*** Dataset excerpts ***

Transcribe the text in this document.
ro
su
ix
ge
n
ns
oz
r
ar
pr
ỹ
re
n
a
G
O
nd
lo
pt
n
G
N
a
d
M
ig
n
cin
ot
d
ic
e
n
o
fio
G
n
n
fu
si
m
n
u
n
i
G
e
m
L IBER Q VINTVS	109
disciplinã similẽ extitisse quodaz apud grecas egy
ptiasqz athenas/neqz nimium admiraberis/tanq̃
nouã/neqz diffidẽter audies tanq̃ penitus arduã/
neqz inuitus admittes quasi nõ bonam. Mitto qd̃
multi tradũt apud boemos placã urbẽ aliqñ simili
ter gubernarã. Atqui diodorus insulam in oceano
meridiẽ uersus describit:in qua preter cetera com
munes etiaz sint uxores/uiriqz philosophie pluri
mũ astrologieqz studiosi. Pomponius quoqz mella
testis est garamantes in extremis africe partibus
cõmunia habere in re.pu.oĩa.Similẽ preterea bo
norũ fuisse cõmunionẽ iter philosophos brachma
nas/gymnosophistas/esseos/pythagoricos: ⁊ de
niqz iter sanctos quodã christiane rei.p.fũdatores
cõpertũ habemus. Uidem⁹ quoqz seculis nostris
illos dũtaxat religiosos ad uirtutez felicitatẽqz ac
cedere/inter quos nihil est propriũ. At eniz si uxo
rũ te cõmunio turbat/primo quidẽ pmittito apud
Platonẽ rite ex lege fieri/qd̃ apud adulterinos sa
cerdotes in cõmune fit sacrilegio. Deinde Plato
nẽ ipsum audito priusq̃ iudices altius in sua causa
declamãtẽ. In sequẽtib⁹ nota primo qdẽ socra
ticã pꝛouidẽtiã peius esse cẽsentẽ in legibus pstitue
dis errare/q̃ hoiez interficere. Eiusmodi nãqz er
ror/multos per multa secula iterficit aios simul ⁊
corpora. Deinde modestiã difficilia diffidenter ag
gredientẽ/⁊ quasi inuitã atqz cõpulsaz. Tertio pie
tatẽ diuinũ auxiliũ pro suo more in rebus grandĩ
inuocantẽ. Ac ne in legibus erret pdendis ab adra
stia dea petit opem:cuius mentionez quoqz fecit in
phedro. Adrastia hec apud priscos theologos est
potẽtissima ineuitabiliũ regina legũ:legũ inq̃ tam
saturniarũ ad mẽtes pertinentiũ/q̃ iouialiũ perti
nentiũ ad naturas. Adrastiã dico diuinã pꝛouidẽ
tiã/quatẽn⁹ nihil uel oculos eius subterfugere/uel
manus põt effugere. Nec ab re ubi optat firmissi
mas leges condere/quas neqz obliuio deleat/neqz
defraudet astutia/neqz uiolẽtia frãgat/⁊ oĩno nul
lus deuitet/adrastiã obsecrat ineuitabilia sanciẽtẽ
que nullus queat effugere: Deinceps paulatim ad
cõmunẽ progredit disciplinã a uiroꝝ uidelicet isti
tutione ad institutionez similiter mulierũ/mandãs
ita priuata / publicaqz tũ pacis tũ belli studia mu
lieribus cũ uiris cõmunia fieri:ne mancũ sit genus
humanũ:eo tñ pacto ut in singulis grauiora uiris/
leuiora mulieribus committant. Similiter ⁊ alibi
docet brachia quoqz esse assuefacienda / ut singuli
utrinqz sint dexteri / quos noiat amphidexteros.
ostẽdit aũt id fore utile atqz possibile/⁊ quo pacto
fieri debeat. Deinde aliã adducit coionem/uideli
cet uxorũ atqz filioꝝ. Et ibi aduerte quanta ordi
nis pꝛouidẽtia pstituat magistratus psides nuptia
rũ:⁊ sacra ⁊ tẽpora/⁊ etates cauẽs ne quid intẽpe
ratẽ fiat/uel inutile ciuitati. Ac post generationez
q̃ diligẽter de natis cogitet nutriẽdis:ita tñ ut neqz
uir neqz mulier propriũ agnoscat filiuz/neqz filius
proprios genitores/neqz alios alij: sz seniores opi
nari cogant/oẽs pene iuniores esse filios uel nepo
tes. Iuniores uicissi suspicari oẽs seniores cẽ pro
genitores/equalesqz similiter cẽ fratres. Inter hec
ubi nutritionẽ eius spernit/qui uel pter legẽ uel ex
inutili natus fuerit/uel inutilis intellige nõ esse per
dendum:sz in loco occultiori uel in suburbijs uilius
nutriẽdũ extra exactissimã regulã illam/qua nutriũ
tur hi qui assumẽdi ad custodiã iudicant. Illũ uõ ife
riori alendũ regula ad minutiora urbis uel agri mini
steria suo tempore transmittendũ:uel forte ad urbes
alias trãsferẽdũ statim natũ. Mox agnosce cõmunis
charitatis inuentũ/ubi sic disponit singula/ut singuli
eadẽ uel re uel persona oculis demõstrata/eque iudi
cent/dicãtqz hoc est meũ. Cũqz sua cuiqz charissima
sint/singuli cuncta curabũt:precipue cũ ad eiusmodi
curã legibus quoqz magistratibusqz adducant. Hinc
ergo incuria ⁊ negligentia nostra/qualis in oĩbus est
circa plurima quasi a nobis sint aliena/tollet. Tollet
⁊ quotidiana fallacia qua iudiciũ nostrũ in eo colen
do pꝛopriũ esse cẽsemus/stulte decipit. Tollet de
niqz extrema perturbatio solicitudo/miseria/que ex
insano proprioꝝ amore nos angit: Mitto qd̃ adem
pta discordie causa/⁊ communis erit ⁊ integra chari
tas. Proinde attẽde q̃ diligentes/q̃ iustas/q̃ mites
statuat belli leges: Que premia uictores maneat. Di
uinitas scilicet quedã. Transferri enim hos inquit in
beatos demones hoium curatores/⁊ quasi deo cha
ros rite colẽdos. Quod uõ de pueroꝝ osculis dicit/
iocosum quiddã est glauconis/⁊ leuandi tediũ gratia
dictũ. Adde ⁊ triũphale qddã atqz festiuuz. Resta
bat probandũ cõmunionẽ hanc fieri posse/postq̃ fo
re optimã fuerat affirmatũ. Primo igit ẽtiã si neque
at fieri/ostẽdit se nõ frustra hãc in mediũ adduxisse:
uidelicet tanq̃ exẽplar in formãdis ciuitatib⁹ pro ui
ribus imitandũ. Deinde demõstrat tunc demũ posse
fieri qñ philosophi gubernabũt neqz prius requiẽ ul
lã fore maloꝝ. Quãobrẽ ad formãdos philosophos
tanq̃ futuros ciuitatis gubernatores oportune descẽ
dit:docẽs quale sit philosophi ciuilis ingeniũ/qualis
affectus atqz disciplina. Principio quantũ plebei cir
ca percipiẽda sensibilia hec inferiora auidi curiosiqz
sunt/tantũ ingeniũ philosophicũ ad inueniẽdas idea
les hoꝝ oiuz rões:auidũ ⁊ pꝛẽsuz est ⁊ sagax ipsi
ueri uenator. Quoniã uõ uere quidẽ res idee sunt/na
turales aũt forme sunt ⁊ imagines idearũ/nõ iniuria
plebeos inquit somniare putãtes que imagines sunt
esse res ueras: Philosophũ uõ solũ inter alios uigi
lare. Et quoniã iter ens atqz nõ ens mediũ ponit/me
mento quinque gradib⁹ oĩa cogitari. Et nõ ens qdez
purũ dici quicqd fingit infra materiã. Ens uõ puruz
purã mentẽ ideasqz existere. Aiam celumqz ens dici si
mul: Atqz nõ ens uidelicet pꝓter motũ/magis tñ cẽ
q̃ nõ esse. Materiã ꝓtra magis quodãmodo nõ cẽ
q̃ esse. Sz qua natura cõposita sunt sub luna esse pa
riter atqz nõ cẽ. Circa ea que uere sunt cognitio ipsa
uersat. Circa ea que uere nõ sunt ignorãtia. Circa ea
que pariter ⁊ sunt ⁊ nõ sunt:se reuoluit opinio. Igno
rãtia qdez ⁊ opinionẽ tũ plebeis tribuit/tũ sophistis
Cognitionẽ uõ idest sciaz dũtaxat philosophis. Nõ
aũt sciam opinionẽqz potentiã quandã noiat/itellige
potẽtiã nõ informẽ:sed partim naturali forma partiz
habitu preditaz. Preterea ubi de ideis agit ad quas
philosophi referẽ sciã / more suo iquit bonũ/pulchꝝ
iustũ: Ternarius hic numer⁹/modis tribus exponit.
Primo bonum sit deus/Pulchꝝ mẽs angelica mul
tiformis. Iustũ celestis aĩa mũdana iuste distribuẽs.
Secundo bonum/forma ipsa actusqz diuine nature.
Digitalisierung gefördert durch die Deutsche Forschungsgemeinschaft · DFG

***

** Directive **
In the records above, tally the lines where the word "quidẽ" appears, and give the number and nothing else.

** Task answer **
2